■ WHAT NEEDS TO BE DONE ■
Retype each line of the material exactly, please, skipping any picture in it.

■ TASK INPUTS ■

══════

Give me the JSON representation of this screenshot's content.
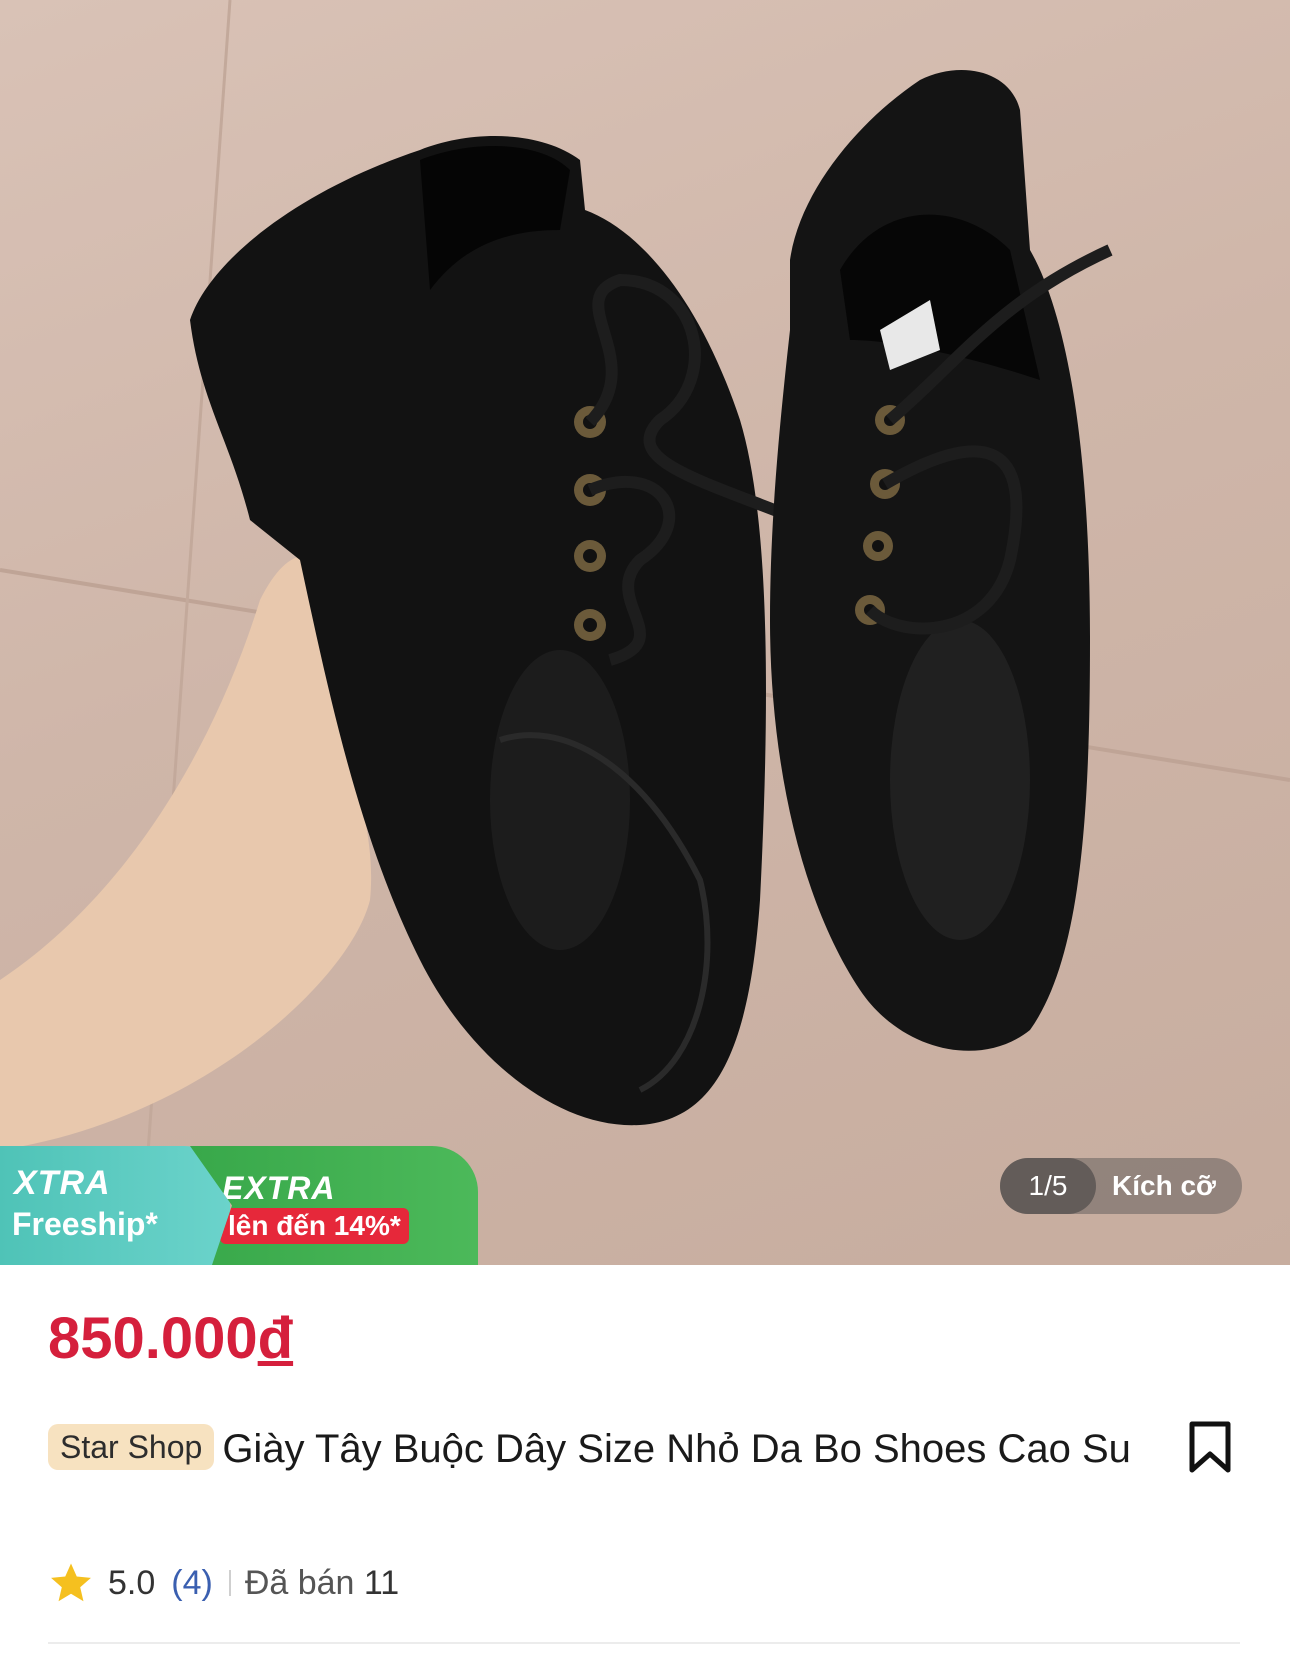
{
  "promo": {
    "xtra_label": "XTRA",
    "freeship_label": "Freeship*",
    "extra_label": "EXTRA",
    "discount_label": "lên đến 14%*"
  },
  "gallery": {
    "page_indicator": "1/5",
    "size_button": "Kích cỡ"
  },
  "product": {
    "price": "850.000",
    "currency": "đ",
    "shop_badge": "Star Shop",
    "title": "Giày Tây Buộc Dây Size Nhỏ Da Bo Shoes Cao Su",
    "rating": "5.0",
    "review_count": "(4)",
    "sold_label": "Đã bán",
    "sold_count": "11"
  },
  "colors": {
    "price": "#d51f3c",
    "xtra_bg": "#4fc3b7",
    "extra_bg": "#38a84a",
    "shop_badge_bg": "#f7e2c0",
    "review_count": "#3a5fb0"
  },
  "icons": {
    "bookmark": "bookmark-icon",
    "star": "star-icon"
  }
}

══════

■ SOLUTION FOR THIS EXERCISE ■
Give me the JSON representation of this screenshot's content.
{
  "promo": {
    "xtra_label": "XTRA",
    "freeship_label": "Freeship*",
    "extra_label": "EXTRA",
    "discount_label": "lên đến 14%*"
  },
  "gallery": {
    "page_indicator": "1/5",
    "size_button": "Kích cỡ"
  },
  "product": {
    "price": "850.000",
    "currency": "đ",
    "shop_badge": "Star Shop",
    "title": "Giày Tây Buộc Dây Size Nhỏ Da Bo Shoes Cao Su",
    "rating": "5.0",
    "review_count": "(4)",
    "sold_label": "Đã bán",
    "sold_count": "11"
  },
  "colors": {
    "price": "#d51f3c",
    "xtra_bg": "#4fc3b7",
    "extra_bg": "#38a84a",
    "shop_badge_bg": "#f7e2c0",
    "review_count": "#3a5fb0"
  },
  "icons": {
    "bookmark": "bookmark-icon",
    "star": "star-icon"
  }
}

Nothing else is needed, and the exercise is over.